INSTRUCTION.
Update the entries from the first line through the line that contains "comment-region: 山东 bbox=[560, 1774, 625, 1812]" by replacing "like-icon" with "heart-icon", and give those lines again with nothing else changed.

DATA PROVIDED.
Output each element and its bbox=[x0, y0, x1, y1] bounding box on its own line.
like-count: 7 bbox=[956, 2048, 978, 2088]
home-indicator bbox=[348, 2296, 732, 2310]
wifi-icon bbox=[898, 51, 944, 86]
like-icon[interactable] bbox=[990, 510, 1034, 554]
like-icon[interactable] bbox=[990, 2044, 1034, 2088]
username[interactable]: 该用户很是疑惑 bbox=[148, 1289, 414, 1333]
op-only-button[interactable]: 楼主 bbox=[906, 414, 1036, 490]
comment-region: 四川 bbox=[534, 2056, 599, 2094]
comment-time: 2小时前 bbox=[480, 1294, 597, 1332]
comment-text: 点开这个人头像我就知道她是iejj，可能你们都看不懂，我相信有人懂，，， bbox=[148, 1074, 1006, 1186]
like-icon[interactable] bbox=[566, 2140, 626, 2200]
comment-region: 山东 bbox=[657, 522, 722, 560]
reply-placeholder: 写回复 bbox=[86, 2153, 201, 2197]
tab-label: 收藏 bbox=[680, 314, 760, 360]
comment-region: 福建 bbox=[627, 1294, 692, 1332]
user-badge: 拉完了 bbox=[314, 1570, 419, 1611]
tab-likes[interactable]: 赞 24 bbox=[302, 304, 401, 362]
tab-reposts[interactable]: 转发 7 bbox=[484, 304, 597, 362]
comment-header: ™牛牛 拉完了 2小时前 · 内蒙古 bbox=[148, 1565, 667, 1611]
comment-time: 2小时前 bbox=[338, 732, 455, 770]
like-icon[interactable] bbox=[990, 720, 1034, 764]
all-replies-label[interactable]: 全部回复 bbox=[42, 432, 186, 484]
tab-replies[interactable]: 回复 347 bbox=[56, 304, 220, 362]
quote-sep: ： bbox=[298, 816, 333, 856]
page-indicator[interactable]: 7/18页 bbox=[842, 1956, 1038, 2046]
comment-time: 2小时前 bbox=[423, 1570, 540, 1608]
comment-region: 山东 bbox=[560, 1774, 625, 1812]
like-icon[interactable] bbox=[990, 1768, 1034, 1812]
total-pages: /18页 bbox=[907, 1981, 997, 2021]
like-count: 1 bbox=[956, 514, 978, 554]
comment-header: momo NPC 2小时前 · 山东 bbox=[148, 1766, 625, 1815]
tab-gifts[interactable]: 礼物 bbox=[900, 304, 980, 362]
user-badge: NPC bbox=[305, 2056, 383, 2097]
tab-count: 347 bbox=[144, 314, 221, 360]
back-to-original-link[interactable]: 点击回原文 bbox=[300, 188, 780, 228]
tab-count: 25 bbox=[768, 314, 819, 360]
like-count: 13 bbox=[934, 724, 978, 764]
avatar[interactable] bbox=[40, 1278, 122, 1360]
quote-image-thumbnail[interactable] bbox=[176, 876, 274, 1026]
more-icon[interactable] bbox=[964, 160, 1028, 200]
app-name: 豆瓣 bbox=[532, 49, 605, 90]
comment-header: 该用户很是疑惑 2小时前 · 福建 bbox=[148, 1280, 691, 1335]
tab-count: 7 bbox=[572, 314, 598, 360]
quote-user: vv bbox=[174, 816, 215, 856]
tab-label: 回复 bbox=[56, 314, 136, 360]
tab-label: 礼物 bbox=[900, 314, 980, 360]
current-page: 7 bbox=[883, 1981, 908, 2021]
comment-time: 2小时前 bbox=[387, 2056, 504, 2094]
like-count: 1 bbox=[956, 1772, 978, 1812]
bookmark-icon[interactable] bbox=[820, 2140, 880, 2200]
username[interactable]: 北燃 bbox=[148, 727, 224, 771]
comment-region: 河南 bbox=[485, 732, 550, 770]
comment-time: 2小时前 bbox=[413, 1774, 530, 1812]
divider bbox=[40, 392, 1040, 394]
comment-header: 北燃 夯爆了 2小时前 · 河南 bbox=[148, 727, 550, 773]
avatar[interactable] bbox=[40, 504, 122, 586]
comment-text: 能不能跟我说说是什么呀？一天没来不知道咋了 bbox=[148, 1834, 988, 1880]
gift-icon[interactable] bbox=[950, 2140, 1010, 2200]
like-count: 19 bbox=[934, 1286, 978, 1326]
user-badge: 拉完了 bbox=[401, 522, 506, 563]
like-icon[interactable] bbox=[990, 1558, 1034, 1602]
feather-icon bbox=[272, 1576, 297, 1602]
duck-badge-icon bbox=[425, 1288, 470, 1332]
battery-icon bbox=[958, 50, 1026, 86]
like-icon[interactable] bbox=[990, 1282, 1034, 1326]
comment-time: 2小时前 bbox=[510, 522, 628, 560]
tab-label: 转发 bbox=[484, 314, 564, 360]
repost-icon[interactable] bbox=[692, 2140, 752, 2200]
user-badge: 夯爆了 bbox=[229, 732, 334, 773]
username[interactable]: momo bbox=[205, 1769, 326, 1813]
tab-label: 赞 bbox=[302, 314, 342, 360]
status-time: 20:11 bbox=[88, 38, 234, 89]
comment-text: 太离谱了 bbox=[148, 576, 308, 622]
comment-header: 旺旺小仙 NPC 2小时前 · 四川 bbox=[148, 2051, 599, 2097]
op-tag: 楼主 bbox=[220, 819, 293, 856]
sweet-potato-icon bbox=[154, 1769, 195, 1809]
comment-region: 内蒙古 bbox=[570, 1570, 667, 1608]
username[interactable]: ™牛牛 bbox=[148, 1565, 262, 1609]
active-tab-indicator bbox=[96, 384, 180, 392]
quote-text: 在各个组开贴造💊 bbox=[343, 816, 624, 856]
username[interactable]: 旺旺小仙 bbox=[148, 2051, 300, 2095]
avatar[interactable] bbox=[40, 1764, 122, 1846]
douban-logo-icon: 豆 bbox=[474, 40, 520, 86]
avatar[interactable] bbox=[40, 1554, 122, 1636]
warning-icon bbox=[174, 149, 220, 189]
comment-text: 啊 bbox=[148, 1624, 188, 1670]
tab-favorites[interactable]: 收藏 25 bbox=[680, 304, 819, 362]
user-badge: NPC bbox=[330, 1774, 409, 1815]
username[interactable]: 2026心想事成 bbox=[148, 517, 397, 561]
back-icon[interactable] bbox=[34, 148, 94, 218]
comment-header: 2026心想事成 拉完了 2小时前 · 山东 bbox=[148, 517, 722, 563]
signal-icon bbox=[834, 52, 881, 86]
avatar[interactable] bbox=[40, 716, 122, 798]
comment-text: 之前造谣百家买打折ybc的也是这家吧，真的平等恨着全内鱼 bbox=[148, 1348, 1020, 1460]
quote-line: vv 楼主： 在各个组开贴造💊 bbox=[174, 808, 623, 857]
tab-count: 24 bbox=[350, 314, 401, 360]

TASK ANSWER.
Output each element and its bbox=[x0, y0, x1, y1] bounding box on its own line.
like-count: 7 bbox=[956, 2048, 978, 2088]
home-indicator bbox=[348, 2296, 732, 2310]
wifi-icon bbox=[898, 51, 944, 86]
heart-icon[interactable] bbox=[990, 510, 1034, 554]
heart-icon[interactable] bbox=[990, 2044, 1034, 2088]
username[interactable]: 该用户很是疑惑 bbox=[148, 1289, 414, 1333]
op-only-button[interactable]: 楼主 bbox=[906, 414, 1036, 490]
comment-region: 四川 bbox=[534, 2056, 599, 2094]
comment-time: 2小时前 bbox=[480, 1294, 597, 1332]
comment-text: 点开这个人头像我就知道她是iejj，可能你们都看不懂，我相信有人懂，，， bbox=[148, 1074, 1006, 1186]
heart-icon[interactable] bbox=[566, 2140, 626, 2200]
comment-region: 山东 bbox=[657, 522, 722, 560]
reply-placeholder: 写回复 bbox=[86, 2153, 201, 2197]
tab-label: 收藏 bbox=[680, 314, 760, 360]
comment-region: 福建 bbox=[627, 1294, 692, 1332]
user-badge: 拉完了 bbox=[314, 1570, 419, 1611]
tab-likes[interactable]: 赞 24 bbox=[302, 304, 401, 362]
tab-reposts[interactable]: 转发 7 bbox=[484, 304, 597, 362]
comment-header: ™牛牛 拉完了 2小时前 · 内蒙古 bbox=[148, 1565, 667, 1611]
comment-time: 2小时前 bbox=[338, 732, 455, 770]
heart-icon[interactable] bbox=[990, 720, 1034, 764]
all-replies-label[interactable]: 全部回复 bbox=[42, 432, 186, 484]
tab-replies[interactable]: 回复 347 bbox=[56, 304, 220, 362]
quote-sep: ： bbox=[298, 816, 333, 856]
page-indicator[interactable]: 7/18页 bbox=[842, 1956, 1038, 2046]
comment-time: 2小时前 bbox=[423, 1570, 540, 1608]
comment-region: 山东 bbox=[560, 1774, 625, 1812]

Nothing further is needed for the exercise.